**ASSIGNMENT**
Below are some records; reproduce them exactly.

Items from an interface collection
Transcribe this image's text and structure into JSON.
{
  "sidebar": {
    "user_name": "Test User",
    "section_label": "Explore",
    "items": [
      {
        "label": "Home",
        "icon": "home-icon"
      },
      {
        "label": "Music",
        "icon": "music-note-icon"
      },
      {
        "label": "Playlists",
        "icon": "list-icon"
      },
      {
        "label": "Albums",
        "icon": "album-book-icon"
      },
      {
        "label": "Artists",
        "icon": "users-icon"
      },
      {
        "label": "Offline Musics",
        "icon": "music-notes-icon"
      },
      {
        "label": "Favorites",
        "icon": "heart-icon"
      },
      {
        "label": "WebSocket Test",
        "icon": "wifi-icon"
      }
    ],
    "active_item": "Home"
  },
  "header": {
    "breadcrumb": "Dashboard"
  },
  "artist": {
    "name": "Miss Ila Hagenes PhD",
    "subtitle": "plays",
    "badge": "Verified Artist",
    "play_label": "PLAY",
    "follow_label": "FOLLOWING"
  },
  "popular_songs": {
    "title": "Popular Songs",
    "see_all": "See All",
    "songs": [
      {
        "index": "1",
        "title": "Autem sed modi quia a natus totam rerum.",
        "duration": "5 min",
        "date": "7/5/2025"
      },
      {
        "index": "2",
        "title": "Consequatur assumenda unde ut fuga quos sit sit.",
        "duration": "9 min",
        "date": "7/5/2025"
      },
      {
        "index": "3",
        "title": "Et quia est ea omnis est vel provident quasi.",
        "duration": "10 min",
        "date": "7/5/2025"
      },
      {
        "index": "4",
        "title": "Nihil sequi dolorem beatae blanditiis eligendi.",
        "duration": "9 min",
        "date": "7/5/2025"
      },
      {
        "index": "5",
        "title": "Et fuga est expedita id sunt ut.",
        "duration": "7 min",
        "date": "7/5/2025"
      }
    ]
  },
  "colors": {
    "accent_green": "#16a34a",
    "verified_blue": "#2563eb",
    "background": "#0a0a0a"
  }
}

**EXERCISE SOLUTION**
Transcribe this image's text and structure into JSON.
{
  "sidebar": {
    "user_name": "Test User",
    "section_label": "Explore",
    "items": [
      {
        "label": "Home",
        "icon": "home-icon"
      },
      {
        "label": "Music",
        "icon": "music-note-icon"
      },
      {
        "label": "Playlists",
        "icon": "list-icon"
      },
      {
        "label": "Albums",
        "icon": "album-book-icon"
      },
      {
        "label": "Artists",
        "icon": "users-icon"
      },
      {
        "label": "Offline Musics",
        "icon": "music-notes-icon"
      },
      {
        "label": "Favorites",
        "icon": "heart-icon"
      },
      {
        "label": "WebSocket Test",
        "icon": "wifi-icon"
      }
    ],
    "active_item": "Home"
  },
  "header": {
    "breadcrumb": "Dashboard"
  },
  "artist": {
    "name": "Miss Ila Hagenes PhD",
    "subtitle": "plays",
    "badge": "Verified Artist",
    "play_label": "PLAY",
    "follow_label": "FOLLOWING"
  },
  "popular_songs": {
    "title": "Popular Songs",
    "see_all": "See All",
    "songs": [
      {
        "index": "1",
        "title": "Autem sed modi quia a natus totam rerum.",
        "duration": "5 min",
        "date": "7/5/2025"
      },
      {
        "index": "2",
        "title": "Consequatur assumenda unde ut fuga quos sit sit.",
        "duration": "9 min",
        "date": "7/5/2025"
      },
      {
        "index": "3",
        "title": "Et quia est ea omnis est vel provident quasi.",
        "duration": "10 min",
        "date": "7/5/2025"
      },
      {
        "index": "4",
        "title": "Nihil sequi dolorem beatae blanditiis eligendi.",
        "duration": "9 min",
        "date": "7/5/2025"
      },
      {
        "index": "5",
        "title": "Et fuga est expedita id sunt ut.",
        "duration": "7 min",
        "date": "7/5/2025"
      }
    ]
  },
  "colors": {
    "accent_green": "#16a34a",
    "verified_blue": "#2563eb",
    "background": "#0a0a0a"
  }
}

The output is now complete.